▸ VORGEGEBENE ZEILEN

▬▬▬▬▬▬▬▬▬▬

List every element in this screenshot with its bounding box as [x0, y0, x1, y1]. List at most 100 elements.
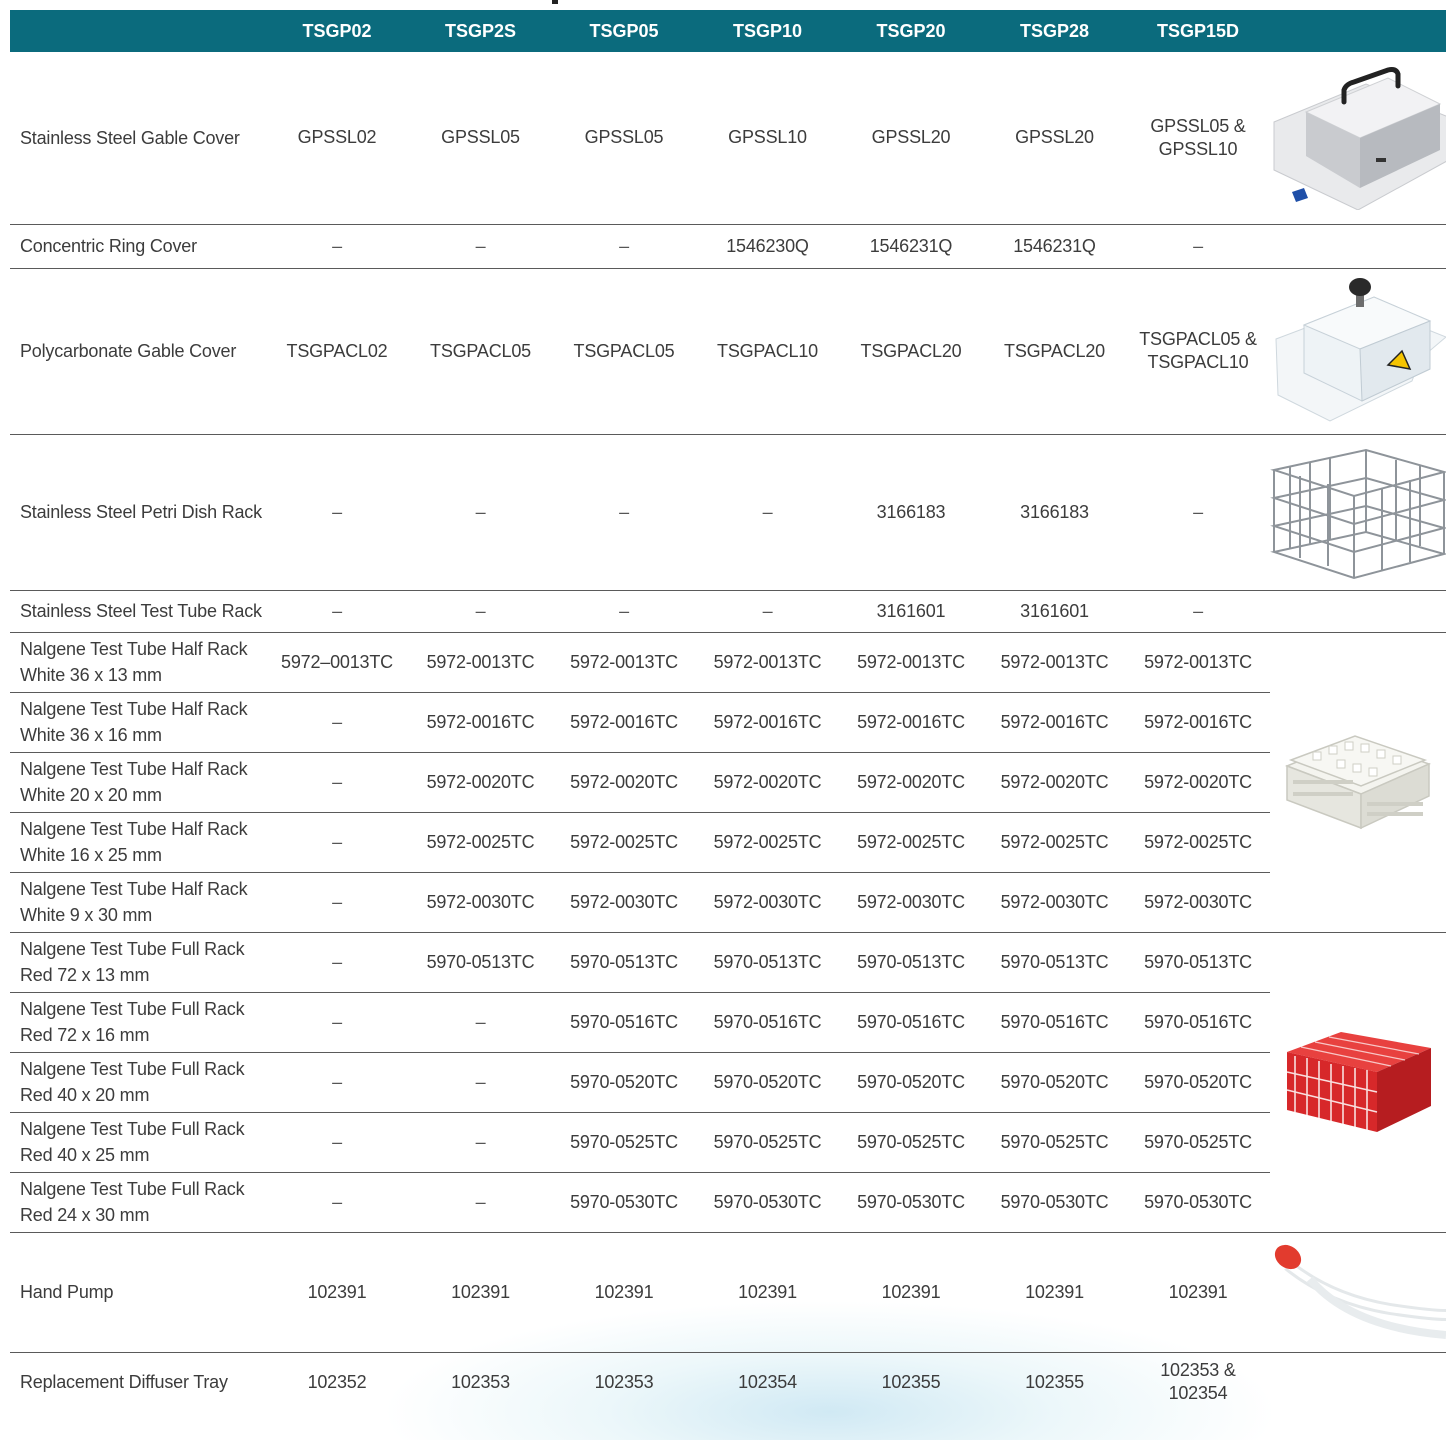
image-cell-empty [1270, 1351, 1446, 1412]
part-number-cell: 5972-0030TC [552, 871, 696, 932]
white-half-rack-photo [1270, 631, 1446, 932]
row-label: Polycarbonate Gable Cover [10, 267, 265, 434]
part-number-cell: 5972-0030TC [983, 871, 1126, 932]
part-number-cell: 5972-0016TC [409, 691, 552, 752]
part-number-cell: – [1126, 223, 1270, 268]
row-label: Nalgene Test Tube Half Rack White 36 x 13… [10, 631, 265, 692]
part-number-cell: 5972-0016TC [839, 691, 983, 752]
part-number-cell: – [409, 1051, 552, 1112]
part-number-cell: – [265, 931, 409, 992]
part-number-cell: 5972-0025TC [409, 811, 552, 872]
part-number-cell: 5972-0020TC [1126, 751, 1270, 812]
part-number-cell: 102352 [265, 1351, 409, 1412]
part-number-cell: 5970-0516TC [552, 991, 696, 1052]
part-number-cell: GPSSL05 & GPSSL10 [1150, 115, 1246, 159]
row-label: Stainless Steel Test Tube Rack [10, 589, 265, 632]
part-number-cell: – [265, 751, 409, 812]
table-row: Nalgene Test Tube Full Rack Red 72 x 16 m… [10, 991, 1446, 1052]
part-number-cell: 5972-0020TC [696, 751, 839, 812]
part-number-cell: 5972-0013TC [983, 631, 1126, 692]
part-number-cell: – [409, 433, 552, 590]
header-row: TSGP02 TSGP2S TSGP05 TSGP10 TSGP20 TSGP2… [10, 10, 1446, 52]
part-number-cell: – [552, 589, 696, 632]
table-row: Replacement Diffuser Tray 102352 102353 102… [10, 1351, 1446, 1412]
part-number-cell: GPSSL10 [728, 127, 807, 148]
table-row: Stainless Steel Test Tube Rack – – – –316160… [10, 589, 1446, 632]
top-strip [0, 0, 1446, 10]
header-cell-tsgp20: TSGP20 [876, 20, 946, 41]
header-cell-tsgp10: TSGP10 [732, 20, 803, 41]
part-number-cell: 5970-0530TC [552, 1171, 696, 1232]
part-number-cell: 5972-0020TC [552, 751, 696, 812]
part-number-cell: 5972-0013TC [552, 631, 696, 692]
part-number-cell: – [265, 433, 409, 590]
row-label: Nalgene Test Tube Full Rack Red 40 x 25 m… [10, 1111, 265, 1172]
row-label: Hand Pump [10, 1231, 265, 1352]
row-label: Nalgene Test Tube Half Rack White 16 x 25… [10, 811, 265, 872]
part-number-cell: 102391 [983, 1231, 1126, 1352]
part-number-cell: 5970-0520TC [696, 1051, 839, 1112]
table-row: Nalgene Test Tube Full Rack Red 40 x 25 m… [10, 1111, 1446, 1172]
part-number-cell: 1546231Q [839, 223, 983, 268]
part-number-cell: 5972-0020TC [839, 751, 983, 812]
part-number-cell: – [265, 1111, 409, 1172]
part-number-cell: 102391 [552, 1231, 696, 1352]
row-label: Replacement Diffuser Tray [10, 1351, 265, 1412]
part-number-cell: 102391 [265, 1231, 409, 1352]
part-number-cell: TSGPACL20 [839, 267, 983, 434]
part-number-cell: 5970-0520TC [983, 1051, 1126, 1112]
part-number-cell: 102355 [983, 1351, 1126, 1412]
part-number-cell: 3161601 [839, 589, 983, 632]
part-number-cell: GPSSL20 [871, 127, 951, 148]
part-number-cell: – [1126, 589, 1270, 632]
stainless-steel-gable-cover-photo [1270, 52, 1446, 224]
part-number-cell: 5972-0025TC [696, 811, 839, 872]
part-number-cell: – [265, 871, 409, 932]
header-cell-tsgp02: TSGP02 [302, 20, 372, 41]
part-number-cell: – [409, 223, 552, 268]
part-number-cell: TSGPACL05 [409, 267, 552, 434]
part-number-cell: – [696, 433, 839, 590]
table-row: Nalgene Test Tube Half Rack White 36 x 16… [10, 691, 1446, 752]
part-number-cell: 102353 [552, 1351, 696, 1412]
row-label: Nalgene Test Tube Half Rack White 20 x 20… [10, 751, 265, 812]
part-number-cell: 5970-0513TC [983, 931, 1126, 992]
table-row: Polycarbonate Gable Cover TSGPACL02 TSGPAC… [10, 267, 1446, 434]
part-number-cell: 5970-0513TC [839, 931, 983, 992]
part-number-cell: 102391 [696, 1231, 839, 1352]
part-number-cell: 5970-0530TC [696, 1171, 839, 1232]
part-number-cell: 5970-0525TC [839, 1111, 983, 1172]
table-row: Nalgene Test Tube Half Rack White 16 x 25… [10, 811, 1446, 872]
row-label: Nalgene Test Tube Full Rack Red 40 x 20 m… [10, 1051, 265, 1112]
row-label: Nalgene Test Tube Half Rack White 36 x 16… [10, 691, 265, 752]
row-label: Stainless Steel Gable Cover [20, 127, 240, 148]
header-cell-tsgp28: TSGP28 [1019, 20, 1090, 41]
part-number-cell: 102354 [696, 1351, 839, 1412]
header-cell-label [10, 10, 265, 52]
table-row: Nalgene Test Tube Half Rack White 36 x 13… [10, 631, 1446, 932]
table-row: Nalgene Test Tube Full Rack Red 24 x 30 m… [10, 1171, 1446, 1232]
part-number-cell: 5972-0016TC [552, 691, 696, 752]
part-number-cell: 102353 [409, 1351, 552, 1412]
part-number-cell: 102391 [1126, 1231, 1270, 1352]
part-number-cell: 5970-0516TC [696, 991, 839, 1052]
header-cell-tsgp05: TSGP05 [589, 20, 659, 41]
header-cell-image [1270, 10, 1446, 52]
part-number-cell: – [1126, 433, 1270, 590]
part-number-cell: 5972-0030TC [839, 871, 983, 932]
polycarbonate-gable-cover-photo [1270, 267, 1446, 434]
part-number-cell: 1546231Q [983, 223, 1126, 268]
part-number-cell: 3161601 [983, 589, 1126, 632]
part-number-cell: 5970-0530TC [839, 1171, 983, 1232]
hand-pump-photo [1270, 1231, 1446, 1352]
part-number-cell: 5970-0520TC [839, 1051, 983, 1112]
petri-dish-rack-photo [1270, 433, 1446, 590]
part-number-cell: 102355 [839, 1351, 983, 1412]
part-number-cell: 5972-0025TC [839, 811, 983, 872]
part-number-cell: TSGPACL05 & TSGPACL10 [1126, 267, 1270, 434]
header-cell-tsgp2s: TSGP2S [444, 20, 517, 41]
table-row: Nalgene Test Tube Full Rack Red 72 x 13 m… [10, 931, 1446, 1232]
part-number-cell: GPSSL20 [1015, 127, 1094, 148]
part-number-cell: 5972-0013TC [839, 631, 983, 692]
image-cell-empty [1270, 589, 1446, 632]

▬▬▬▬▬▬▬▬▬▬

▸ ARBEITSANWEISUNG
Aktualisieren Sie die Zeilen von der Zeile mit „image-cell-empty [1270, 1351, 1446, 1412]“ bis einschließlich der Zeile mit „part-number-cell: 5970-0516TC [552, 991, 696, 1052]“, indem Sie darin „row-label“ durch „row-title“ ersetzen und alles Übrige unverändert lassen. Geben Sie nur diese Zeilen aus.

▸ VOLLSTÄNDIGE LÖSUNG
image-cell-empty [1270, 1351, 1446, 1412]
part-number-cell: 5972-0030TC [552, 871, 696, 932]
white-half-rack-photo [1270, 631, 1446, 932]
row-title: Polycarbonate Gable Cover [10, 267, 265, 434]
part-number-cell: 5972-0030TC [983, 871, 1126, 932]
part-number-cell: 5972-0016TC [409, 691, 552, 752]
part-number-cell: – [1126, 223, 1270, 268]
row-title: Nalgene Test Tube Half Rack White 36 x 13… [10, 631, 265, 692]
part-number-cell: 5972-0016TC [839, 691, 983, 752]
part-number-cell: – [409, 1051, 552, 1112]
part-number-cell: – [265, 931, 409, 992]
part-number-cell: 5972-0025TC [409, 811, 552, 872]
part-number-cell: 5972-0020TC [1126, 751, 1270, 812]
part-number-cell: 102352 [265, 1351, 409, 1412]
part-number-cell: 5970-0516TC [552, 991, 696, 1052]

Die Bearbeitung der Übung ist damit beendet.